• _WHAT YOU NEED TO DO_: Each line that follows is to be retyped exactly.

Structured figure records
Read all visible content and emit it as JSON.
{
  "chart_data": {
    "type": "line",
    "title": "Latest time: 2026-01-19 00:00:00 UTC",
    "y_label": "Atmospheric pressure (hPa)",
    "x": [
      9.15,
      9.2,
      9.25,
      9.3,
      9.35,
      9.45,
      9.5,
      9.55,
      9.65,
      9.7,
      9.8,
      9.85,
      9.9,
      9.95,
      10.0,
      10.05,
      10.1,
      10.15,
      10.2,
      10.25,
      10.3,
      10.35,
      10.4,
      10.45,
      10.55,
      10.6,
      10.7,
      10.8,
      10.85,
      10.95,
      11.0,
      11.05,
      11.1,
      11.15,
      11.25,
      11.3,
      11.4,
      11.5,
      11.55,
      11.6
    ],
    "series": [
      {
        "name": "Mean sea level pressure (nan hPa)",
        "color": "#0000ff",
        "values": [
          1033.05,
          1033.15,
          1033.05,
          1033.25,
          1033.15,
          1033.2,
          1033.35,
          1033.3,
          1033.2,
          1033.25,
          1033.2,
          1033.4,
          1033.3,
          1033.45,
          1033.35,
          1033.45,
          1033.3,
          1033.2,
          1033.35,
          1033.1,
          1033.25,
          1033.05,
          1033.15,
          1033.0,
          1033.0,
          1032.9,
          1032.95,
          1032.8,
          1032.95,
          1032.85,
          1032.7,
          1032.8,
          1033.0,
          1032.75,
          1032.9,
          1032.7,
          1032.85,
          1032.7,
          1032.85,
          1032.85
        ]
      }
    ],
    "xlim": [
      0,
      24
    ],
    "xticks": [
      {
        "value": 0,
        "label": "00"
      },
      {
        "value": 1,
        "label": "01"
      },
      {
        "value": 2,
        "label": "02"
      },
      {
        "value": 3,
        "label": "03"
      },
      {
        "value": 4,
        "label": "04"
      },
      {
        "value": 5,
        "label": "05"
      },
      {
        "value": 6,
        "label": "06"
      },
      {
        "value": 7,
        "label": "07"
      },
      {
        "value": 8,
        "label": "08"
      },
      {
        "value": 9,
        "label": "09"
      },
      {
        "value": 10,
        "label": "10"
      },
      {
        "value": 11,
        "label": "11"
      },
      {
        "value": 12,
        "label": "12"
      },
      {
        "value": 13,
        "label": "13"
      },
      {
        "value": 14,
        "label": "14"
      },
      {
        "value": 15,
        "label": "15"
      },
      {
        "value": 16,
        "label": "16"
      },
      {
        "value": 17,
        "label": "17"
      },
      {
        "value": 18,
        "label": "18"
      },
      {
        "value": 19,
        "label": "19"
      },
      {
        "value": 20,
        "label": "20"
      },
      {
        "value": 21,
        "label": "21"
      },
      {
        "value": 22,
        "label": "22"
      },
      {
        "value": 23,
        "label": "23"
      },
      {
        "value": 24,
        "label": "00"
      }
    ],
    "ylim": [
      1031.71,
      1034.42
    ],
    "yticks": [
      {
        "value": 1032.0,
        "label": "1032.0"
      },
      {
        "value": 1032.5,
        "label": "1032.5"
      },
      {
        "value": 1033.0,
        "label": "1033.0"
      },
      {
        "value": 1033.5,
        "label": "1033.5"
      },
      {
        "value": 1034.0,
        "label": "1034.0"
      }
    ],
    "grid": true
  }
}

• _OUTPUT FOR THIS EXERCISE_:
Read all visible content and emit it as JSON.
{
  "chart_data": {
    "type": "line",
    "title": "Latest time: 2026-01-19 00:00:00 UTC",
    "y_label": "Atmospheric pressure (hPa)",
    "x": [
      9.15,
      9.2,
      9.25,
      9.3,
      9.35,
      9.45,
      9.5,
      9.55,
      9.65,
      9.7,
      9.8,
      9.85,
      9.9,
      9.95,
      10.0,
      10.05,
      10.1,
      10.15,
      10.2,
      10.25,
      10.3,
      10.35,
      10.4,
      10.45,
      10.55,
      10.6,
      10.7,
      10.8,
      10.85,
      10.95,
      11.0,
      11.05,
      11.1,
      11.15,
      11.25,
      11.3,
      11.4,
      11.5,
      11.55,
      11.6
    ],
    "series": [
      {
        "name": "Mean sea level pressure (nan hPa)",
        "color": "#0000ff",
        "values": [
          1033.05,
          1033.15,
          1033.05,
          1033.25,
          1033.15,
          1033.2,
          1033.35,
          1033.3,
          1033.2,
          1033.25,
          1033.2,
          1033.4,
          1033.3,
          1033.45,
          1033.35,
          1033.45,
          1033.3,
          1033.2,
          1033.35,
          1033.1,
          1033.25,
          1033.05,
          1033.15,
          1033.0,
          1033.0,
          1032.9,
          1032.95,
          1032.8,
          1032.95,
          1032.85,
          1032.7,
          1032.8,
          1033.0,
          1032.75,
          1032.9,
          1032.7,
          1032.85,
          1032.7,
          1032.85,
          1032.85
        ]
      }
    ],
    "xlim": [
      0,
      24
    ],
    "xticks": [
      {
        "value": 0,
        "label": "00"
      },
      {
        "value": 1,
        "label": "01"
      },
      {
        "value": 2,
        "label": "02"
      },
      {
        "value": 3,
        "label": "03"
      },
      {
        "value": 4,
        "label": "04"
      },
      {
        "value": 5,
        "label": "05"
      },
      {
        "value": 6,
        "label": "06"
      },
      {
        "value": 7,
        "label": "07"
      },
      {
        "value": 8,
        "label": "08"
      },
      {
        "value": 9,
        "label": "09"
      },
      {
        "value": 10,
        "label": "10"
      },
      {
        "value": 11,
        "label": "11"
      },
      {
        "value": 12,
        "label": "12"
      },
      {
        "value": 13,
        "label": "13"
      },
      {
        "value": 14,
        "label": "14"
      },
      {
        "value": 15,
        "label": "15"
      },
      {
        "value": 16,
        "label": "16"
      },
      {
        "value": 17,
        "label": "17"
      },
      {
        "value": 18,
        "label": "18"
      },
      {
        "value": 19,
        "label": "19"
      },
      {
        "value": 20,
        "label": "20"
      },
      {
        "value": 21,
        "label": "21"
      },
      {
        "value": 22,
        "label": "22"
      },
      {
        "value": 23,
        "label": "23"
      },
      {
        "value": 24,
        "label": "00"
      }
    ],
    "ylim": [
      1031.71,
      1034.42
    ],
    "yticks": [
      {
        "value": 1032.0,
        "label": "1032.0"
      },
      {
        "value": 1032.5,
        "label": "1032.5"
      },
      {
        "value": 1033.0,
        "label": "1033.0"
      },
      {
        "value": 1033.5,
        "label": "1033.5"
      },
      {
        "value": 1034.0,
        "label": "1034.0"
      }
    ],
    "grid": true
  }
}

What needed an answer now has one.